▶ **Set task**
Copy out every line of the items below word for word, leaving out the pictures.

▶ **Record excerpts**
(begin)
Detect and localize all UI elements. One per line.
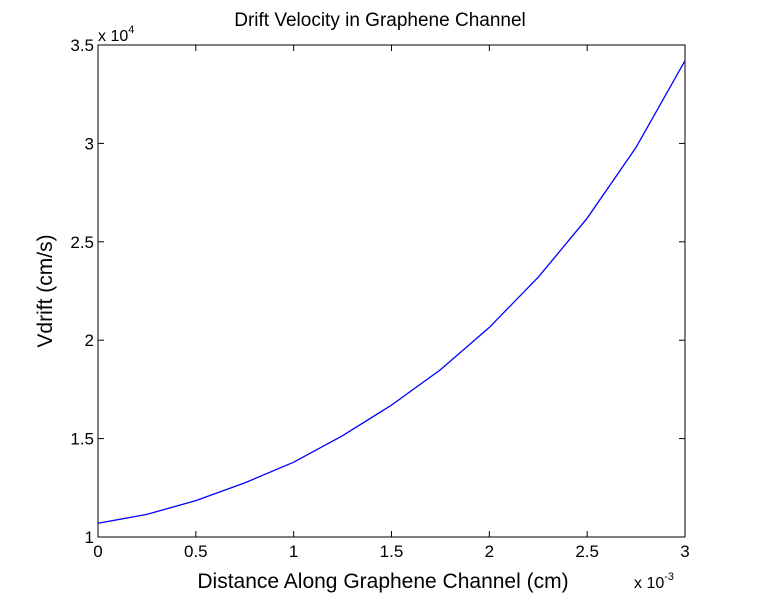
x-tick-label: 2	[485, 542, 494, 561]
x-tick-label: 0	[93, 542, 102, 561]
x-multiplier: x 10-3	[634, 571, 674, 592]
x-tick-label: 0.5	[184, 542, 208, 561]
y-tick-label: 1.5	[70, 430, 94, 449]
y-multiplier-base: x 10	[98, 28, 128, 45]
x-tick-label: 1.5	[380, 542, 404, 561]
y-ticks: 1 1.5 2 2.5 3 3.5	[70, 36, 685, 547]
y-tick-label: 3	[85, 134, 94, 153]
x-tick-label: 1	[289, 542, 298, 561]
plot-area	[97, 44, 686, 538]
y-tick-label: 3.5	[70, 36, 94, 55]
y-multiplier: x 104	[98, 24, 134, 45]
y-axis-label: Vdrift (cm/s)	[34, 234, 57, 347]
x-tick-label: 3	[680, 542, 689, 561]
y-tick-label: 1	[85, 528, 94, 547]
x-axis-label: Distance Along Graphene Channel (cm)	[197, 570, 568, 593]
x-multiplier-base: x 10	[634, 575, 664, 592]
y-tick-label: 2.5	[70, 233, 94, 252]
y-multiplier-exponent: 4	[128, 24, 134, 36]
series-line	[97, 60, 686, 524]
x-tick-label: 2.5	[575, 542, 599, 561]
chart-title: Drift Velocity in Graphene Channel	[234, 10, 526, 31]
x-ticks: 0 0.5 1 1.5 2 2.5 3	[93, 45, 690, 561]
x-multiplier-exponent: -3	[664, 571, 674, 583]
y-tick-label: 2	[85, 331, 94, 350]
(end)
▶ **Solution for this exercise**
Detect and localize all UI elements. One per line.
x-tick-label: 2	[485, 542, 494, 561]
x-tick-label: 0	[93, 542, 102, 561]
x-multiplier: x 10-3	[634, 571, 674, 592]
x-tick-label: 0.5	[184, 542, 208, 561]
y-tick-label: 1.5	[70, 430, 94, 449]
y-multiplier-base: x 10	[98, 28, 128, 45]
x-tick-label: 1.5	[380, 542, 404, 561]
y-ticks: 1 1.5 2 2.5 3 3.5	[70, 36, 685, 547]
y-tick-label: 3	[85, 134, 94, 153]
x-tick-label: 1	[289, 542, 298, 561]
plot-area	[97, 44, 686, 538]
y-tick-label: 3.5	[70, 36, 94, 55]
y-multiplier: x 104	[98, 24, 134, 45]
y-axis-label: Vdrift (cm/s)	[34, 234, 57, 347]
x-tick-label: 3	[680, 542, 689, 561]
y-tick-label: 1	[85, 528, 94, 547]
x-axis-label: Distance Along Graphene Channel (cm)	[197, 570, 568, 593]
x-multiplier-base: x 10	[634, 575, 664, 592]
y-tick-label: 2.5	[70, 233, 94, 252]
y-multiplier-exponent: 4	[128, 24, 134, 36]
series-line	[97, 60, 686, 524]
x-tick-label: 2.5	[575, 542, 599, 561]
chart-title: Drift Velocity in Graphene Channel	[234, 10, 526, 31]
x-ticks: 0 0.5 1 1.5 2 2.5 3	[93, 45, 690, 561]
x-multiplier-exponent: -3	[664, 571, 674, 583]
y-tick-label: 2	[85, 331, 94, 350]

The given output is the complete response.